Your instructions: Find the lines holding the word "between" and collect them.

────────────────────────────────────────

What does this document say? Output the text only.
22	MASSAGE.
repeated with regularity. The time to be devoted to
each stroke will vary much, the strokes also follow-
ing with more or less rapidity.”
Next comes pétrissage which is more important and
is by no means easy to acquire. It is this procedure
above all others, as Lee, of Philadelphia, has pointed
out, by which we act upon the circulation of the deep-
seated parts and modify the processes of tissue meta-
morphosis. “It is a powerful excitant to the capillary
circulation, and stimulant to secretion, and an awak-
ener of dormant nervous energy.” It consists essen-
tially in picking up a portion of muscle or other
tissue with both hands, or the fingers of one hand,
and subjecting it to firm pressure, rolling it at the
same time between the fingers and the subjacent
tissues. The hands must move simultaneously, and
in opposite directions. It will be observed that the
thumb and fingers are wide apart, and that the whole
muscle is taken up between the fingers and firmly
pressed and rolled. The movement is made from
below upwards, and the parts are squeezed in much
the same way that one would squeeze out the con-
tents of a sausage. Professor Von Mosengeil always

────────────────────────────────────────

Written answer:
same time between the fingers and the subjacent
muscle is taken up between the fingers and firmly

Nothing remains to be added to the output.